Selected excerpt
******

October 8, 2007

Touching my info (part II) – Microsoft responds (after a fashion)

Posted in Customer Lack of Service at 3:09 pm by loolar

Mike Torres, a Microsoft employee (and, in the interest of disclosure, my brother-in-law), commented on my last post.  From Mike’s comment (emphasis mine):
“there aren’t a bunch of evil people running around the halls wondering how we can get people to give us information so we can lock it in a vault. It’s actually quite the opposite. Windows Live Spaces is actually a leader when it comes to freedom of information sharing…”

I wouldn’t be against them “locking my personal information in a vault” – my problem is with the “freedom of information sharing;” specifically, freely selling my valid email address.

Admittedly, I’m being a bit snarky with your comment.

However, on a more serious note:  While I doubt Microsoft is doing this (mostly because they would not get away with it for long), here’s the trouble:

As Microsoft creates this “barrier for entry” (even if for understandable reasons), and the public culture accepts it, it opens up the floodgates, by way of example, for other less scrupulous companies to use this method – as I suspect many of them do – to harvest information for their own annoying purposes (junk mail, “special offers,” etc.), or, more dastardly, to sell it to third parties.  Anyone who’s ever looked into spamming knows that it starts with a service selling, “verified addresses – guaranteed!”

Basically, if we come to expect that we must enter our name and email to use something, sooner or later, less-savvy net users (the same people who must be told over and over again not to open .exe files from strangers) are going to blithely and blindly continue to do so even if the website isn’t something as, er, ahem, “reputable” as say, Microsoft.  It’s a bad example to set.

And while spam is annoying, I am never in favor of trading my privacy for security (to mangle the famous quote usually, and apparently, incorrectly attributed to Ben Franklin: “Anyone who trades liberty for security deserves neither liberty nor security.”).

Again, I think a set of (user-selected) rules that puts the onus on the blogger to moderate things that violate those rules is the best solution.  Lazy people can always check off all the rules.  Anything else is just suspicious, invasive, and annoying.


  1. Mike Torres said,

    We’ll have to discuss in person 🙂

    “Lazy people can always check off all the rules.”

    That’s the problem in a nutshell. Lazy people DON’T check off anything. To maintain the quality of the service, the service provider has to make it work out of the box so to speak. Otherwise the service becomes spam infested and it degrades for *everyone*.

******

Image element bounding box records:
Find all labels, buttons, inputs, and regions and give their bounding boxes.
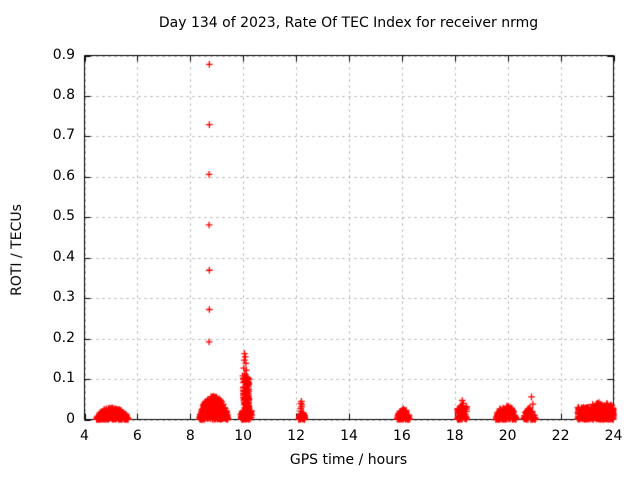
y-tick-label: 0.4 xyxy=(52,248,75,265)
y-tick-label: 0.2 xyxy=(52,329,75,346)
x-tick-label: 4 xyxy=(80,428,89,444)
y-tick-label: 0 xyxy=(66,410,75,427)
y-tick-label: 0.7 xyxy=(52,127,75,144)
y-tick-label: 0.6 xyxy=(52,167,75,184)
x-tick-label: 10 xyxy=(234,428,253,444)
chart-title: Day 134 of 2023, Rate Of TEC Index for r… xyxy=(158,15,539,31)
y-tick-label: 0.8 xyxy=(52,86,75,103)
x-tick-label: 16 xyxy=(392,428,411,444)
y-tick-label: 0.9 xyxy=(52,46,75,63)
y-axis-title: ROTI / TECUs xyxy=(9,204,25,296)
y-tick-label: 0.3 xyxy=(52,289,75,306)
x-tick-label: 6 xyxy=(132,428,142,444)
x-tick-label: 20 xyxy=(498,428,517,444)
y-tick-label: 0.5 xyxy=(52,208,75,225)
x-tick-label: 12 xyxy=(287,428,305,444)
x-tick-label: 24 xyxy=(604,428,623,444)
x-tick-label: 14 xyxy=(340,428,358,444)
x-axis-title: GPS time / hours xyxy=(289,452,408,468)
x-tick-label: 8 xyxy=(185,428,195,444)
x-tick-label: 22 xyxy=(551,428,570,444)
x-tick-label: 18 xyxy=(445,428,464,444)
y-tick-label: 0.1 xyxy=(52,370,75,387)
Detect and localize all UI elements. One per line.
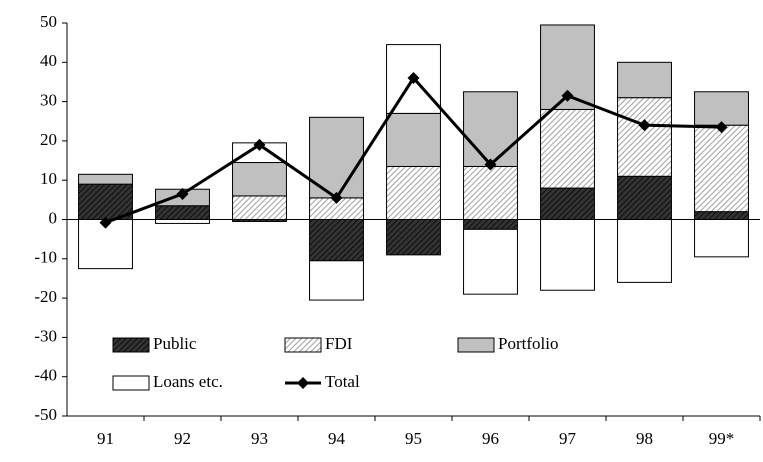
x-tick-label: 92: [174, 429, 191, 448]
marker: [715, 121, 728, 134]
x-tick-label: 96: [482, 429, 499, 448]
bar-segment: [617, 175, 672, 221]
legend-label: Public: [153, 334, 197, 353]
y-tick-label: -30: [34, 326, 57, 345]
legend-swatch: [112, 337, 150, 353]
x-tick-label: 91: [97, 429, 114, 448]
bar-segment: [694, 124, 749, 213]
y-tick-label: 30: [40, 91, 57, 110]
legend-label: FDI: [325, 334, 353, 353]
bar-segment: [78, 183, 133, 221]
bar-segment: [540, 219, 595, 291]
bar-segment: [540, 108, 595, 189]
bar-segment: [617, 219, 672, 283]
bar-segment: [694, 219, 749, 258]
bar-segment: [694, 211, 749, 220]
bar-segment: [309, 219, 364, 262]
legend-label: Portfolio: [498, 334, 558, 353]
marker: [176, 187, 189, 200]
bar-segment: [463, 219, 518, 230]
marker: [638, 119, 651, 132]
marker: [330, 191, 343, 204]
marker: [407, 72, 420, 85]
y-tick-label: -50: [34, 405, 57, 424]
marker: [253, 138, 266, 151]
bar-segment: [309, 260, 364, 301]
bar-segment: [155, 219, 210, 224]
legend-label: Loans etc.: [153, 372, 223, 391]
bar-segment: [232, 162, 287, 197]
bar-segment: [540, 187, 595, 220]
legend-label: Total: [325, 372, 360, 391]
x-tick-label: 94: [328, 429, 346, 448]
legend-marker: [297, 377, 309, 389]
bar-segment: [386, 165, 441, 221]
y-tick-label: 10: [40, 169, 57, 188]
y-tick-label: 40: [40, 51, 57, 70]
bar-segment: [463, 228, 518, 295]
bar-segment: [617, 61, 672, 99]
marker: [484, 158, 497, 171]
bar-segment: [463, 165, 518, 221]
x-tick-label: 93: [251, 429, 268, 448]
y-tick-label: 50: [40, 12, 57, 31]
x-tick-label: 95: [405, 429, 422, 448]
bar-segment: [694, 91, 749, 126]
bar-segment: [386, 112, 441, 167]
bar-segment: [463, 91, 518, 167]
y-tick-label: -20: [34, 287, 57, 306]
y-tick-label: 0: [49, 208, 58, 227]
x-tick-label: 97: [559, 429, 577, 448]
y-tick-label: -10: [34, 248, 57, 267]
marker: [561, 89, 574, 102]
y-tick-label: 20: [40, 130, 57, 149]
legend-swatch: [112, 375, 150, 391]
x-tick-label: 98: [636, 429, 653, 448]
legend-swatch: [284, 337, 322, 353]
bar-segment: [617, 97, 672, 177]
legend-swatch: [457, 337, 495, 353]
x-tick-label: 99*: [709, 429, 735, 448]
y-tick-label: -40: [34, 366, 57, 385]
bar-segment: [386, 219, 441, 256]
bar-segment: [155, 205, 210, 220]
bar-segment: [232, 195, 287, 220]
bar-segment: [78, 173, 133, 185]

******

Short problem 1
Return each line of the rows that contains the string "title".
Short problem 2
Finish out the next part of the blog post about Microsoft and email privacy, picking up after its final line.
The blog post and the rows were taken from unrelated sources.

Exercise output 1
chart-title: Day 134 of 2023, Rate Of TEC Index for r… xyxy=(158,15,539,31)
y-axis-title: ROTI / TECUs xyxy=(9,204,25,296)
x-axis-title: GPS time / hours xyxy=(289,452,408,468)

Exercise output 2
    Trust me on this, Microsoft isn’t selling your email address to anyone. At the bottom of every single page in Windows Live is this link: http://privacy.microsoft.com. I think you’ll find that when compared to “other companies” our privacy policies are the most progressive. I’ll explain how seriously we take privacy when I see you in a couple weeks.

    But I do agree that it’s annoying to ask for registration even if not nefarious – we’re doing everything we can to change this. I’m surrounded by dozens of bright, motivated people who have the customers’ best interests at heart. Again, we require it in an attempt to improve the experience for the many, not to degrade it. So we’ll only do it when the collective benefit outweighs the collective detriment.

  2. Jeff Herrold said,

    Or the default can be all rules checked off, allowing more motivated types to customize it; and lazy types to live with the default (even if doing so out of ignorance). This at least puts the ability in the hands of the user to modify. And isn’t that Microsoft’s claim to fame vs. Apple?

    As for the current method, well, any single solution that is broadly applied runs the risk of being broadly wrong.

  3. Mike Tores said,

    I wasn’t saying it wasn’t “wrong”. I was just saying it was “less wrong” than the alternative. It’s the law of large numbers. Unfortunately, there isn’t a solution that “just works” for everyone right now. But we’re working on one.

  4. Adam said,

    Speaking of desensitization, what is this site doing requiring my email address to post a comment?


  5. Jeff Herrold said,

    Yeah, it’s asking for your email address – but it’s not asking for you to “create a profile.” I think it’s one thing to ask for your “name” for a post – it’s another to demand you create a unique User ID for that service.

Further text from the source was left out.